**Data section**
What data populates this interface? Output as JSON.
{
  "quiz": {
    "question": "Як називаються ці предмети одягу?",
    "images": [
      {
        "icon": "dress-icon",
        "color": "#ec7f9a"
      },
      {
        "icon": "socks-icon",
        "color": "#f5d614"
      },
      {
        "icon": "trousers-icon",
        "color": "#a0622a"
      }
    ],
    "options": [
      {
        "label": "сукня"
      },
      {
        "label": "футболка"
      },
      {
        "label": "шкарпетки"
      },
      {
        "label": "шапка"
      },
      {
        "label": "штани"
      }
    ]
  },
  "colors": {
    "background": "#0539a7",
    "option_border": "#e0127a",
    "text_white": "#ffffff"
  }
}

**What is asked**
Wherever a line in the data above holds "icon", copy that line.

**Result of the task**
        "icon": "dress-icon",
        "icon": "socks-icon",
        "icon": "trousers-icon",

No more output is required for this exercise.